Stated goal: Transcribe all the entries word for word, omitting any pictures they contain.

Data section:
========================================

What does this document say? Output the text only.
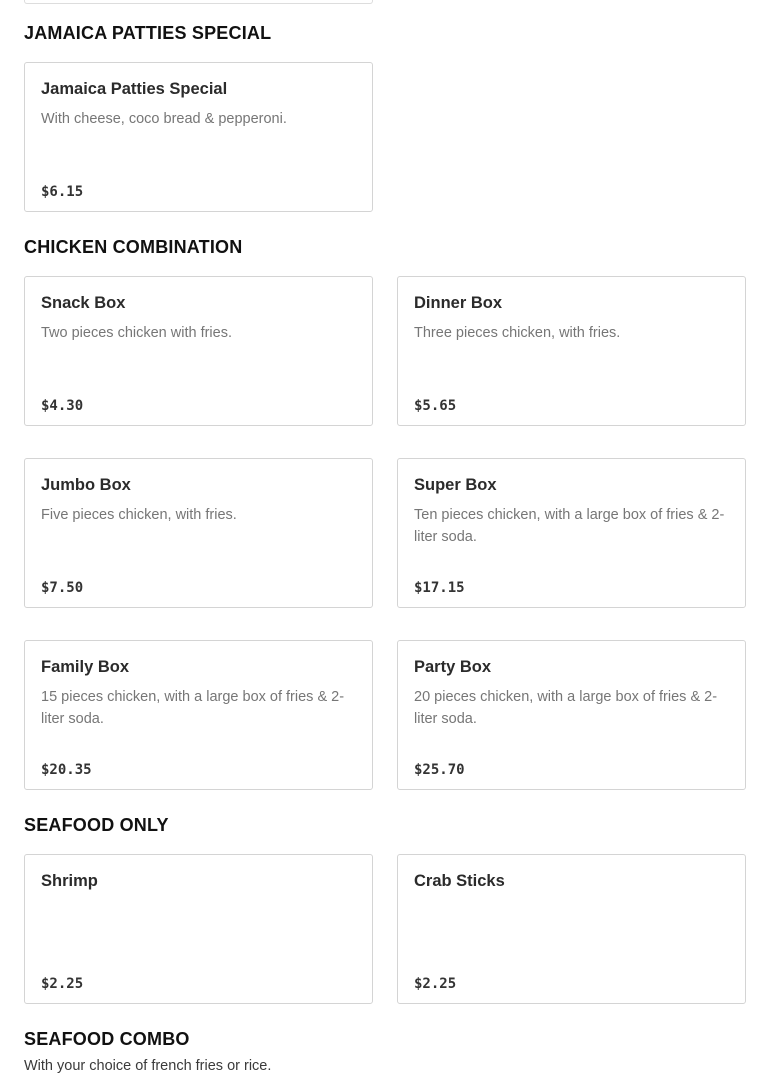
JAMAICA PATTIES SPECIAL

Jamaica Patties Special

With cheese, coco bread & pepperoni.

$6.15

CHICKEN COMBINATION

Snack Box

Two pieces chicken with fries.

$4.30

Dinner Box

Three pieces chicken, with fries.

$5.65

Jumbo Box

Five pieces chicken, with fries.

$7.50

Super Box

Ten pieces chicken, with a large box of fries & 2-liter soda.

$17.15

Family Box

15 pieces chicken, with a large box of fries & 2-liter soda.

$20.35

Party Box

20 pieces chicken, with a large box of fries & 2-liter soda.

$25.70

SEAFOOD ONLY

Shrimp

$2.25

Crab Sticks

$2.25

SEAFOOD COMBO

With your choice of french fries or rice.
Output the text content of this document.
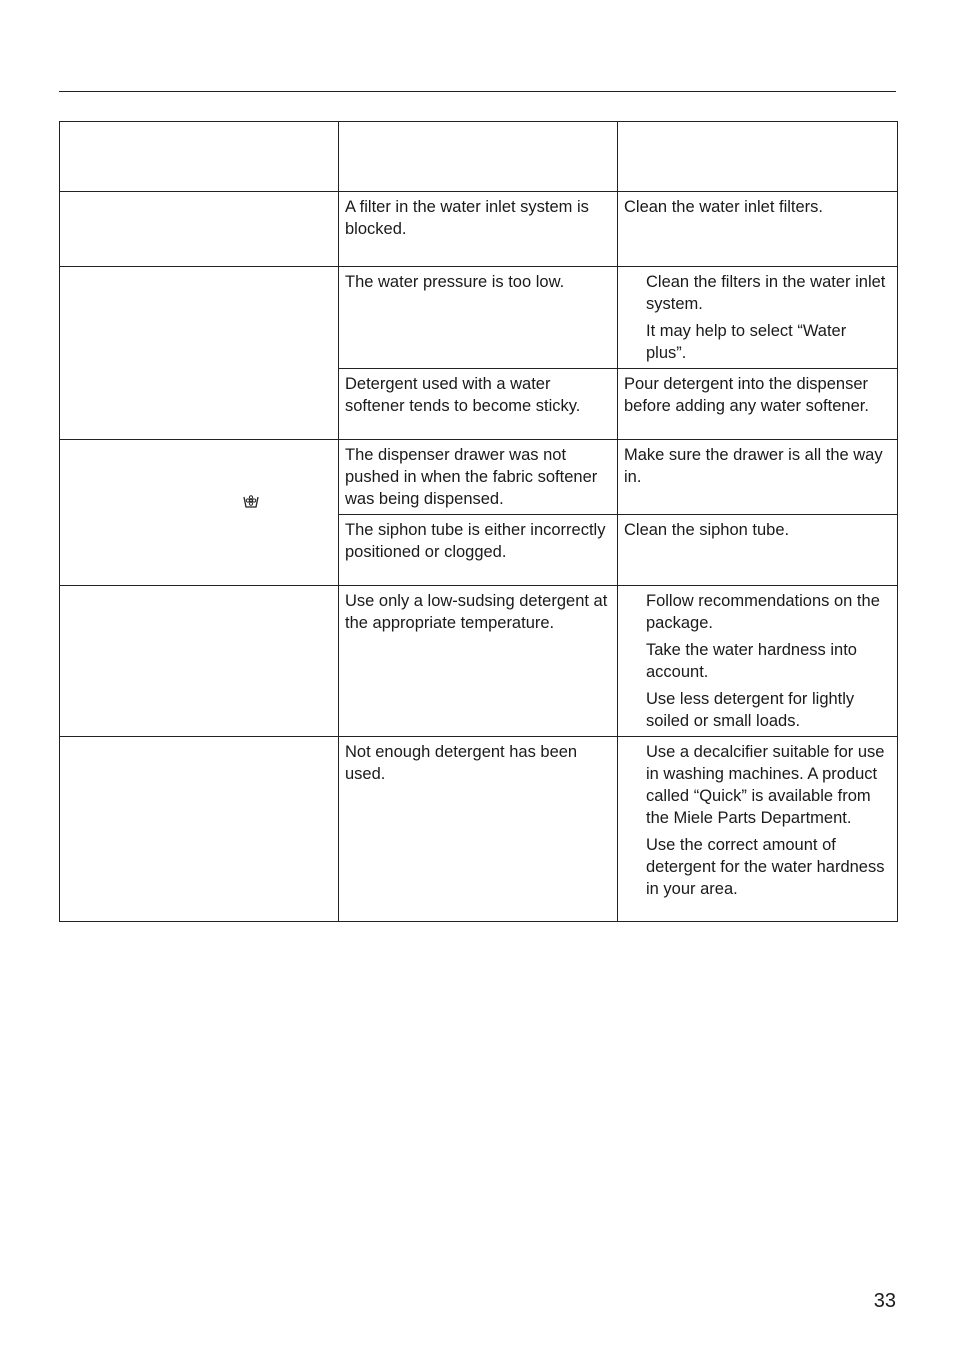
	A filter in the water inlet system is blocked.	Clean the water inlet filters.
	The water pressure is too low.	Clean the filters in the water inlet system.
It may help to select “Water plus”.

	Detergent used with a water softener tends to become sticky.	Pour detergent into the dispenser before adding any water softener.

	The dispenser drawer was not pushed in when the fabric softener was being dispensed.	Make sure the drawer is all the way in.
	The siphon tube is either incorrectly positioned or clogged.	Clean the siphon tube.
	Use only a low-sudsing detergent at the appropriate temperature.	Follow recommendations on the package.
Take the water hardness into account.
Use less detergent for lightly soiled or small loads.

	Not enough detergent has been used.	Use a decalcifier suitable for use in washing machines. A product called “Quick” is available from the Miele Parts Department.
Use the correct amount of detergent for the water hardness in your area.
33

========================================

Full solution:
What does this document say? Output the text only.
JAMAICA PATTIES SPECIAL

Jamaica Patties Special

With cheese, coco bread & pepperoni.

$6.15

CHICKEN COMBINATION

Snack Box

Two pieces chicken with fries.

$4.30

Dinner Box

Three pieces chicken, with fries.

$5.65

Jumbo Box

Five pieces chicken, with fries.

$7.50

Super Box

Ten pieces chicken, with a large box of fries & 2-liter soda.

$17.15

Family Box

15 pieces chicken, with a large box of fries & 2-liter soda.

$20.35

Party Box

20 pieces chicken, with a large box of fries & 2-liter soda.

$25.70

SEAFOOD ONLY

Shrimp

$2.25

Crab Sticks

$2.25

SEAFOOD COMBO

With your choice of french fries or rice.
Output the text content of this document.
	A filter in the water inlet system is blocked.	Clean the water inlet filters.
	The water pressure is too low.	Clean the filters in the water inlet system.
It may help to select “Water plus”.

	Detergent used with a water softener tends to become sticky.	Pour detergent into the dispenser before adding any water softener.

	The dispenser drawer was not pushed in when the fabric softener was being dispensed.	Make sure the drawer is all the way in.
	The siphon tube is either incorrectly positioned or clogged.	Clean the siphon tube.
	Use only a low-sudsing detergent at the appropriate temperature.	Follow recommendations on the package.
Take the water hardness into account.
Use less detergent for lightly soiled or small loads.

	Not enough detergent has been used.	Use a decalcifier suitable for use in washing machines. A product called “Quick” is available from the Miele Parts Department.
Use the correct amount of detergent for the water hardness in your area.
33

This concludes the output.